Items from a dataset:
%%

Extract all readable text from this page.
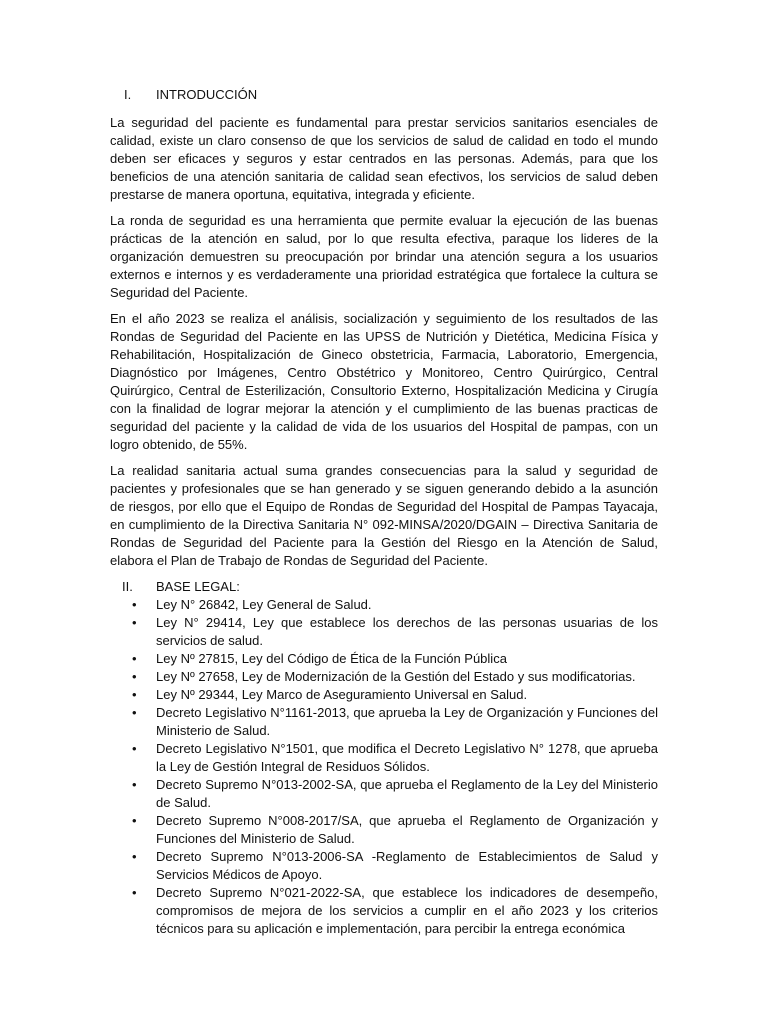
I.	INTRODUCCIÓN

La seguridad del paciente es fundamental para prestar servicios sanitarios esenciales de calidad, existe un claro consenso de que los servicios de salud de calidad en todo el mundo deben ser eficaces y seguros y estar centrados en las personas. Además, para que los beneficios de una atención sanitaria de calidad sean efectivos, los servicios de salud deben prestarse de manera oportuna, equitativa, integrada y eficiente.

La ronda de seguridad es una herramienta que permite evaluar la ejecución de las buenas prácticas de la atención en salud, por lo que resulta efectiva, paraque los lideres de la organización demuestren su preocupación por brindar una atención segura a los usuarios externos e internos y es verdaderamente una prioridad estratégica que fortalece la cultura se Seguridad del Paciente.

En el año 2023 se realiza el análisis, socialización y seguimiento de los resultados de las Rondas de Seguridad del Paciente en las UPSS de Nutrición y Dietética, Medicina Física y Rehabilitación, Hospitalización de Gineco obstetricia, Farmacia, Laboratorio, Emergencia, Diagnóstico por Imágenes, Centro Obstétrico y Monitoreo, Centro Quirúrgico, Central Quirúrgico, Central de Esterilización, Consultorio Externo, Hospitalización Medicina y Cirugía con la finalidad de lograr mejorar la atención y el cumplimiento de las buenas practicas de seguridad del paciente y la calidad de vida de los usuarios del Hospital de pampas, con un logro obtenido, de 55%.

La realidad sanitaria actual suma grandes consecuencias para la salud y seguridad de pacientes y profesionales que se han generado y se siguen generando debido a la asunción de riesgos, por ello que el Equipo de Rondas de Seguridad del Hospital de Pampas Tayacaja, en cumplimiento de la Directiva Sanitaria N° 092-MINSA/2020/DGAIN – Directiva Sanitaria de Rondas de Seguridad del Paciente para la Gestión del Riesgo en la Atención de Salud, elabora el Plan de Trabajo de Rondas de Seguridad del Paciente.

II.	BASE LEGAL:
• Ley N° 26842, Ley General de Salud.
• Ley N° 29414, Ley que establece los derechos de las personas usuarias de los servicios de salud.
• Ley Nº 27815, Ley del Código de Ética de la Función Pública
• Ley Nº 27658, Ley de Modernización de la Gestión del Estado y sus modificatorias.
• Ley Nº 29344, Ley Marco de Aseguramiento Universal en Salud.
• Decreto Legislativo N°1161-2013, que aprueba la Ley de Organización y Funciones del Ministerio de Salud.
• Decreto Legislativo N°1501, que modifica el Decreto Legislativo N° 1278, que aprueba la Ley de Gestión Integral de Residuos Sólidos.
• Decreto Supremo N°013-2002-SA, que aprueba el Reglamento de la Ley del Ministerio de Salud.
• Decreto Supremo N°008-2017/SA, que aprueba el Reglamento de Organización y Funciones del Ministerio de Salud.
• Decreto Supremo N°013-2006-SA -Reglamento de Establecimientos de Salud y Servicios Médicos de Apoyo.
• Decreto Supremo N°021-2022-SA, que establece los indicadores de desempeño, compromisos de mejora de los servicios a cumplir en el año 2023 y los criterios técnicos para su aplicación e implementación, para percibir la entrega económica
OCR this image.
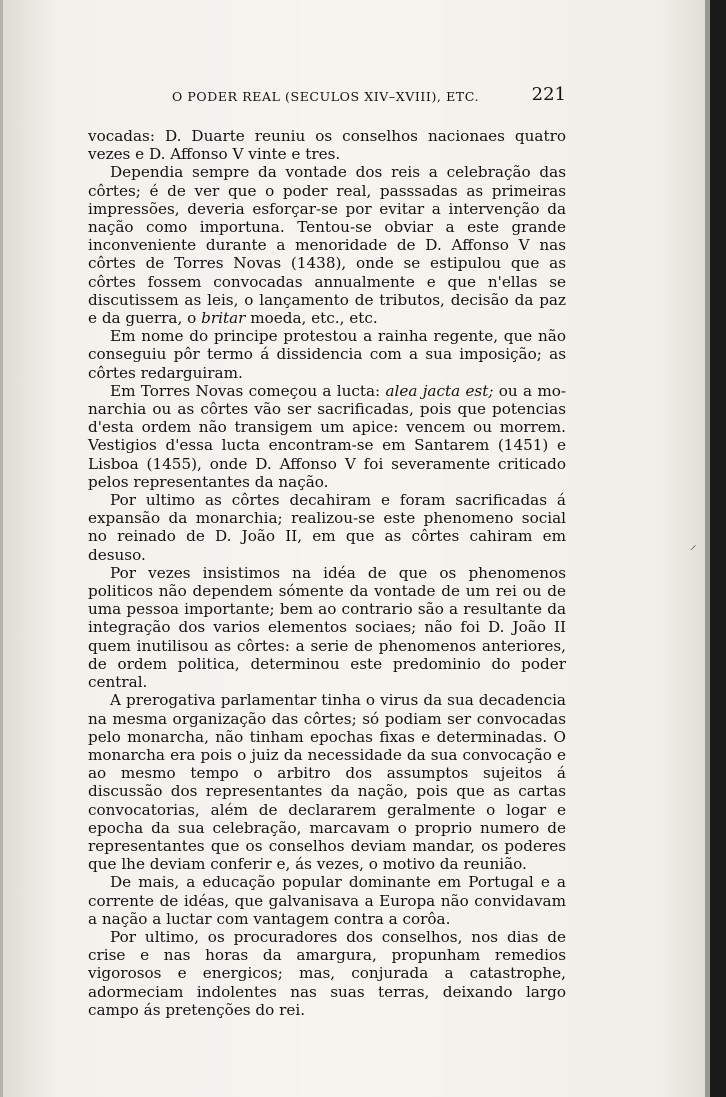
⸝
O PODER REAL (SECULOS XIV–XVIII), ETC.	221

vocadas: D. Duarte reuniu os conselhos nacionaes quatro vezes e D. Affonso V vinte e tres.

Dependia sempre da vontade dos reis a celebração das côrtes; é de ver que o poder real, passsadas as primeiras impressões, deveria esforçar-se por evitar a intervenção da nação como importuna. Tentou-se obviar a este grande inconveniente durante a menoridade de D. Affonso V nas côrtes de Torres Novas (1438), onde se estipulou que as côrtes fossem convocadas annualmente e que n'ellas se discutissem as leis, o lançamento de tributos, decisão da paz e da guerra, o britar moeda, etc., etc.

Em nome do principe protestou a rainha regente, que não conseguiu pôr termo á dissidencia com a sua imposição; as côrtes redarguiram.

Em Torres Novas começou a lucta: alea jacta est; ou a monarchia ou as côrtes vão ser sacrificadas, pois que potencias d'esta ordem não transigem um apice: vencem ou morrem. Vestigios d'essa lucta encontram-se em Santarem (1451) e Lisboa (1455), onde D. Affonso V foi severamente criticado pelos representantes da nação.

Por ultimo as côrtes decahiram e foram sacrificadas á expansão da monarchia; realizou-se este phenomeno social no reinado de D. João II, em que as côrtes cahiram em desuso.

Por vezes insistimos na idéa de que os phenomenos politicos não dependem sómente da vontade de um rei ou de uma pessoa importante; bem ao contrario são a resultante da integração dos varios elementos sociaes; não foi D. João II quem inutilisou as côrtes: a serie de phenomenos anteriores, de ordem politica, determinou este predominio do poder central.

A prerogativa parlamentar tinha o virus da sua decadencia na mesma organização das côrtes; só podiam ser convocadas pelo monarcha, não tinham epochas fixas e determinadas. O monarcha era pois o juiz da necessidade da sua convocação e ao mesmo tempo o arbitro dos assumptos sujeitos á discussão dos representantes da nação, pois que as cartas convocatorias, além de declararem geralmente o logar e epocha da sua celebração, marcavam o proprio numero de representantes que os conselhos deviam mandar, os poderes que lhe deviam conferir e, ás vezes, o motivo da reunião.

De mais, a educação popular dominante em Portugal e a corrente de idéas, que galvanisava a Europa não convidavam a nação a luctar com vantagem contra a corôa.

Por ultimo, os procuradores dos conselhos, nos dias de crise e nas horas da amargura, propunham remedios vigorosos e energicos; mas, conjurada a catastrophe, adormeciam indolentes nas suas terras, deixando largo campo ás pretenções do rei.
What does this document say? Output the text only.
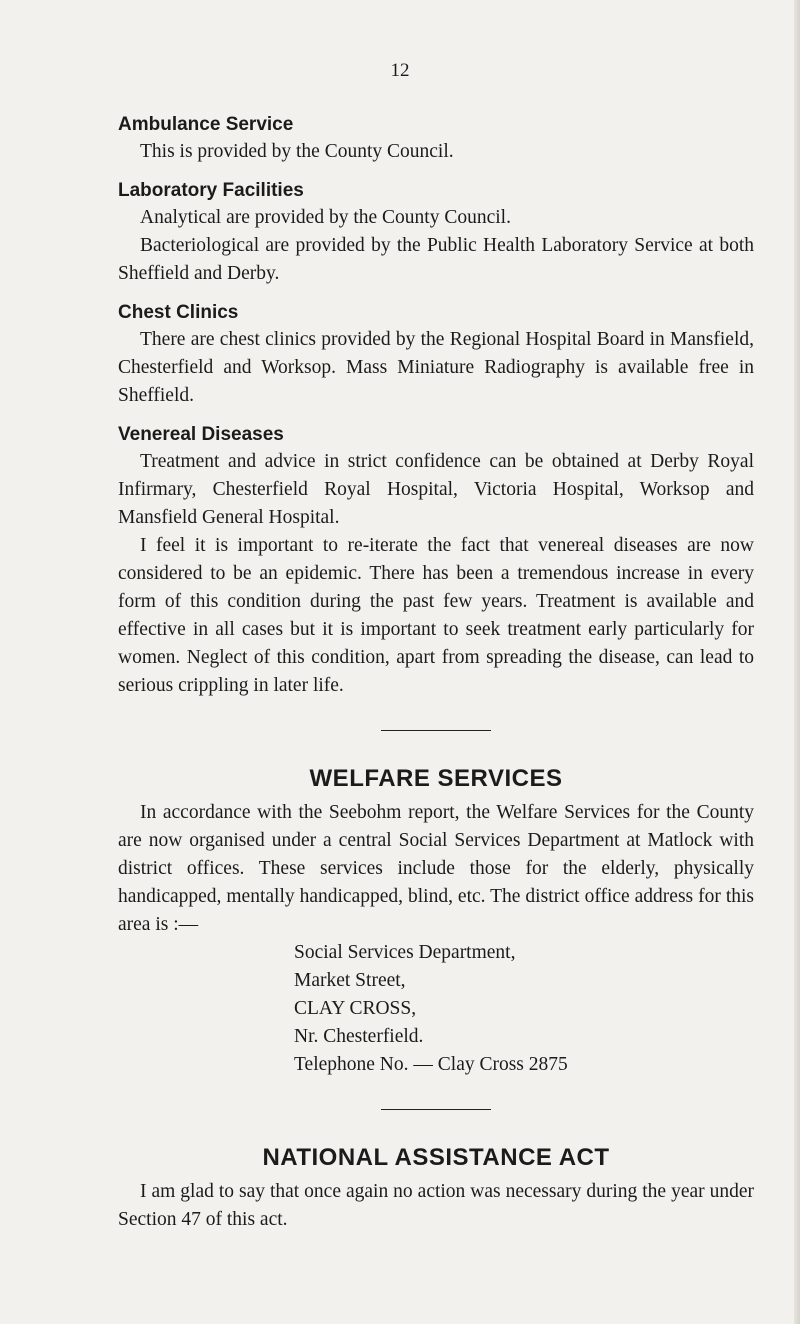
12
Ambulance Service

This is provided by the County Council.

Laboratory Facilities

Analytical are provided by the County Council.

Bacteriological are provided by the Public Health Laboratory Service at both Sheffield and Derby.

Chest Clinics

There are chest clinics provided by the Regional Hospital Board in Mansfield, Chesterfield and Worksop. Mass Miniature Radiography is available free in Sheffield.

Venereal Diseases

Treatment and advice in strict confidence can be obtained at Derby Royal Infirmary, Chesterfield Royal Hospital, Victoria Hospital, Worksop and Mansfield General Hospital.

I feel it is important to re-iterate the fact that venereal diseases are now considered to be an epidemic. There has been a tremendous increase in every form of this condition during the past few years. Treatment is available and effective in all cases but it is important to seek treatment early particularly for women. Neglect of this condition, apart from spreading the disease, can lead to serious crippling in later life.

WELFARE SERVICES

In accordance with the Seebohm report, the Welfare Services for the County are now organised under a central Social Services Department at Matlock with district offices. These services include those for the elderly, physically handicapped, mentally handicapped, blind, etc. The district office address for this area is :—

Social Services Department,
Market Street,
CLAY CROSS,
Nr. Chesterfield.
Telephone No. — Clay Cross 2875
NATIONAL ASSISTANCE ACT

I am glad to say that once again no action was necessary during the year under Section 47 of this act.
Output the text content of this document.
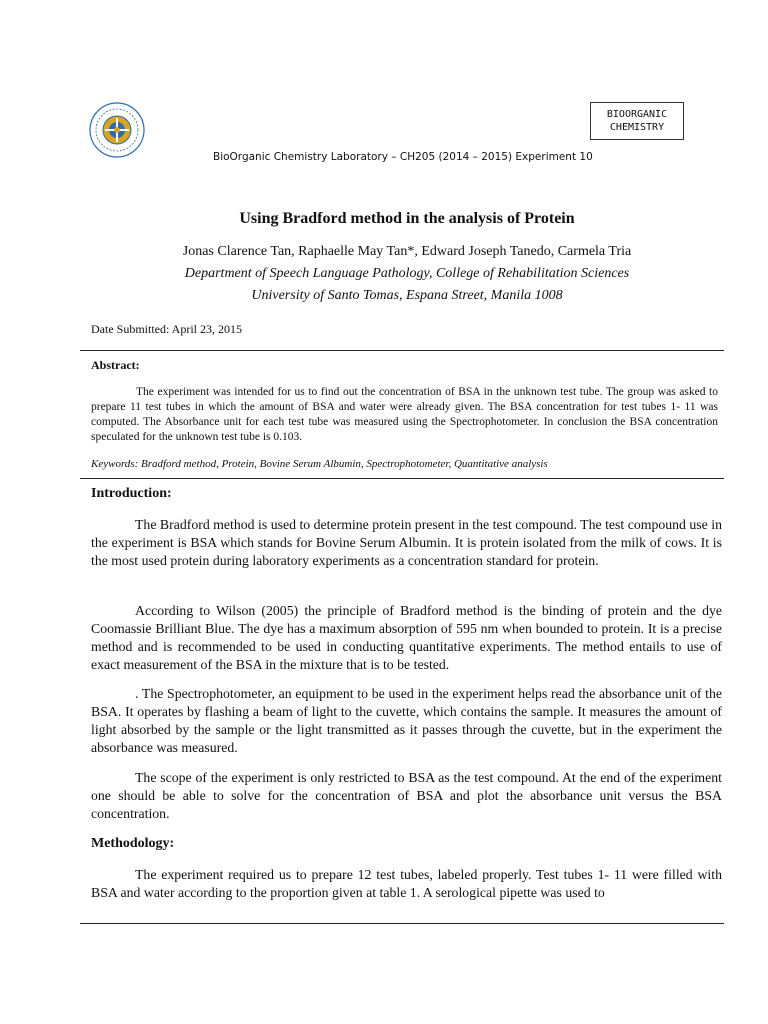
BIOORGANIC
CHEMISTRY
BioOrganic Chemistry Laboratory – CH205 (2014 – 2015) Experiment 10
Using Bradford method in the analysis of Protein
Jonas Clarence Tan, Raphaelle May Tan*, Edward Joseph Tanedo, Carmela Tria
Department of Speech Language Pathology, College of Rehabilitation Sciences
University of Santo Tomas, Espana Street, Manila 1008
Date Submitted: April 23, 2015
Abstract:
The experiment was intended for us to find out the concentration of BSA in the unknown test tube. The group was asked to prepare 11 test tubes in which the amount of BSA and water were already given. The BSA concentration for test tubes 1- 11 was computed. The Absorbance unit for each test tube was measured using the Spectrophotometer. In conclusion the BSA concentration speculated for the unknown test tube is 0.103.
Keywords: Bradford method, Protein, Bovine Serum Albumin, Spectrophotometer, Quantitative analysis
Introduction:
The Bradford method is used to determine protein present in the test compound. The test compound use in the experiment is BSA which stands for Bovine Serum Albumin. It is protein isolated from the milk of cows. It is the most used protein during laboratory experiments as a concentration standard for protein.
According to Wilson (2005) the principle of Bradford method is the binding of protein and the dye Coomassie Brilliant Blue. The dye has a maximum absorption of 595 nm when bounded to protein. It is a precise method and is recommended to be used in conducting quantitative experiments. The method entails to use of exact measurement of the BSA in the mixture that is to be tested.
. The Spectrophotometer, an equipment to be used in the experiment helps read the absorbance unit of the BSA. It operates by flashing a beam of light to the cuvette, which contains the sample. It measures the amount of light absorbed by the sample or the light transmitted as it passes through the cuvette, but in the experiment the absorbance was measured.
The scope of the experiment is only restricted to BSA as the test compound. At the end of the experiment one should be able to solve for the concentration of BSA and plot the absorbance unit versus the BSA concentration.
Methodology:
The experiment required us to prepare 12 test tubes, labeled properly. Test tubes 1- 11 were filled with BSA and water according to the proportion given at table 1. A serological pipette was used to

%%

Go through the records. Copy each line where "Output" appears.

Response area →
What does this document say? Output the text only.
Output the text content of this document.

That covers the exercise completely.